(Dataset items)
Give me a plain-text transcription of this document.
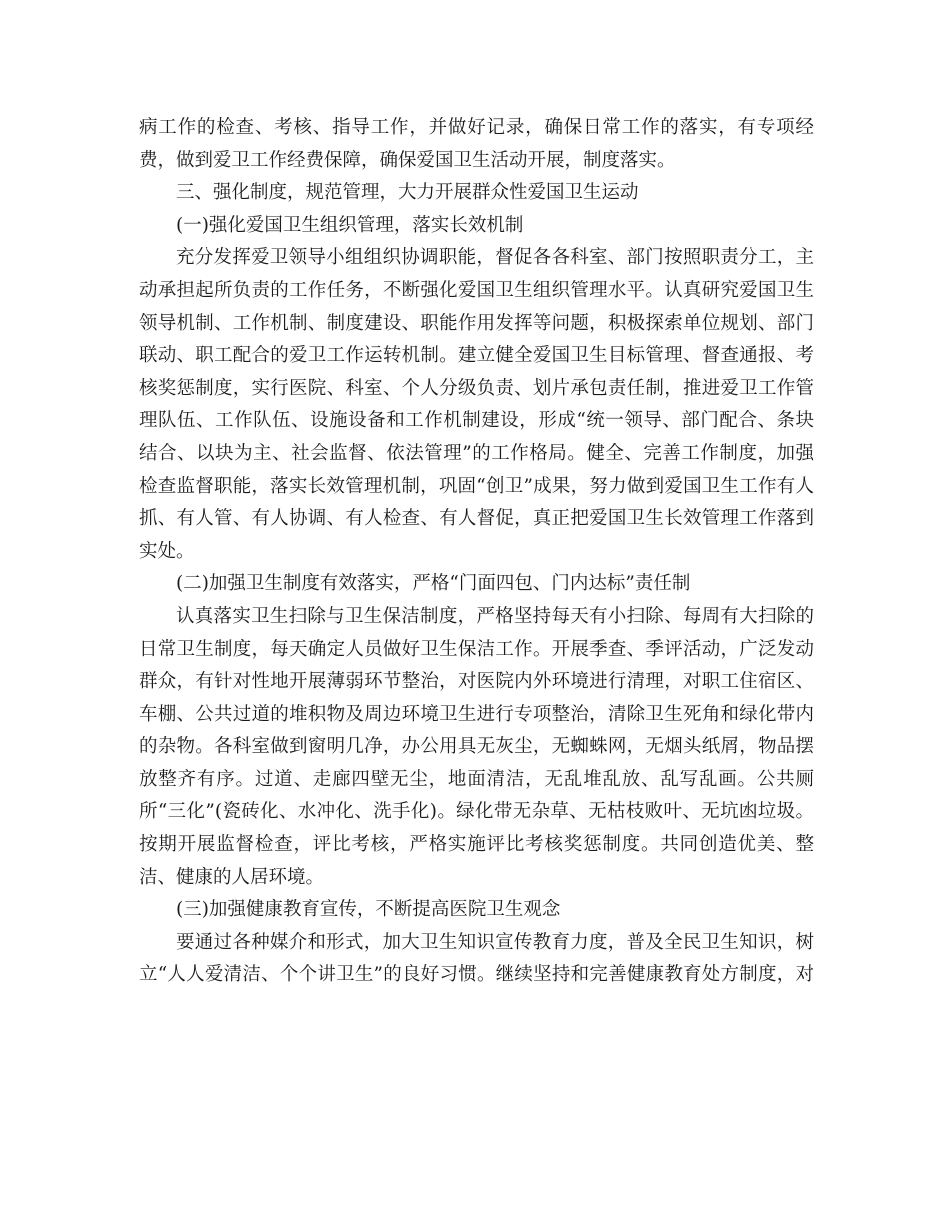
病工作的检查、考核、指导工作，并做好记录，确保日常工作的落实，有专项经费，做到爱卫工作经费保障，确保爱国卫生活动开展，制度落实。

三、强化制度，规范管理，大力开展群众性爱国卫生运动

(一)强化爱国卫生组织管理，落实长效机制

充分发挥爱卫领导小组组织协调职能，督促各各科室、部门按照职责分工，主动承担起所负责的工作任务，不断强化爱国卫生组织管理水平。认真研究爱国卫生领导机制、工作机制、制度建设、职能作用发挥等问题，积极探索单位规划、部门联动、职工配合的爱卫工作运转机制。建立健全爱国卫生目标管理、督查通报、考核奖惩制度，实行医院、科室、个人分级负责、划片承包责任制，推进爱卫工作管理队伍、工作队伍、设施设备和工作机制建设，形成“统一领导、部门配合、条块结合、以块为主、社会监督、依法管理”的工作格局。健全、完善工作制度，加强检查监督职能，落实长效管理机制，巩固“创卫”成果，努力做到爱国卫生工作有人抓、有人管、有人协调、有人检查、有人督促，真正把爱国卫生长效管理工作落到实处。

(二)加强卫生制度有效落实，严格“门面四包、门内达标”责任制

认真落实卫生扫除与卫生保洁制度，严格坚持每天有小扫除、每周有大扫除的日常卫生制度，每天确定人员做好卫生保洁工作。开展季查、季评活动，广泛发动群众，有针对性地开展薄弱环节整治，对医院内外环境进行清理，对职工住宿区、车棚、公共过道的堆积物及周边环境卫生进行专项整治，清除卫生死角和绿化带内的杂物。各科室做到窗明几净，办公用具无灰尘，无蜘蛛网，无烟头纸屑，物品摆放整齐有序。过道、走廊四壁无尘，地面清洁，无乱堆乱放、乱写乱画。公共厕所“三化”(瓷砖化、水冲化、洗手化)。绿化带无杂草、无枯枝败叶、无坑凼垃圾。按期开展监督检查，评比考核，严格实施评比考核奖惩制度。共同创造优美、整洁、健康的人居环境。

(三)加强健康教育宣传，不断提高医院卫生观念

要通过各种媒介和形式，加大卫生知识宣传教育力度，普及全民卫生知识，树立“人人爱清洁、个个讲卫生”的良好习惯。继续坚持和完善健康教育处方制度，对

_Challenge_. Your task is to return the entries above exactly, with no pictures.

_Task solution_.
Give me a plain-text transcription of this document.
病工作的检查、考核、指导工作，并做好记录，确保日常工作的落实，有专项经费，做到爱卫工作经费保障，确保爱国卫生活动开展，制度落实。

三、强化制度，规范管理，大力开展群众性爱国卫生运动

(一)强化爱国卫生组织管理，落实长效机制

充分发挥爱卫领导小组组织协调职能，督促各各科室、部门按照职责分工，主动承担起所负责的工作任务，不断强化爱国卫生组织管理水平。认真研究爱国卫生领导机制、工作机制、制度建设、职能作用发挥等问题，积极探索单位规划、部门联动、职工配合的爱卫工作运转机制。建立健全爱国卫生目标管理、督查通报、考核奖惩制度，实行医院、科室、个人分级负责、划片承包责任制，推进爱卫工作管理队伍、工作队伍、设施设备和工作机制建设，形成“统一领导、部门配合、条块结合、以块为主、社会监督、依法管理”的工作格局。健全、完善工作制度，加强检查监督职能，落实长效管理机制，巩固“创卫”成果，努力做到爱国卫生工作有人抓、有人管、有人协调、有人检查、有人督促，真正把爱国卫生长效管理工作落到实处。

(二)加强卫生制度有效落实，严格“门面四包、门内达标”责任制

认真落实卫生扫除与卫生保洁制度，严格坚持每天有小扫除、每周有大扫除的日常卫生制度，每天确定人员做好卫生保洁工作。开展季查、季评活动，广泛发动群众，有针对性地开展薄弱环节整治，对医院内外环境进行清理，对职工住宿区、车棚、公共过道的堆积物及周边环境卫生进行专项整治，清除卫生死角和绿化带内的杂物。各科室做到窗明几净，办公用具无灰尘，无蜘蛛网，无烟头纸屑，物品摆放整齐有序。过道、走廊四壁无尘，地面清洁，无乱堆乱放、乱写乱画。公共厕所“三化”(瓷砖化、水冲化、洗手化)。绿化带无杂草、无枯枝败叶、无坑凼垃圾。按期开展监督检查，评比考核，严格实施评比考核奖惩制度。共同创造优美、整洁、健康的人居环境。

(三)加强健康教育宣传，不断提高医院卫生观念

要通过各种媒介和形式，加大卫生知识宣传教育力度，普及全民卫生知识，树立“人人爱清洁、个个讲卫生”的良好习惯。继续坚持和完善健康教育处方制度，对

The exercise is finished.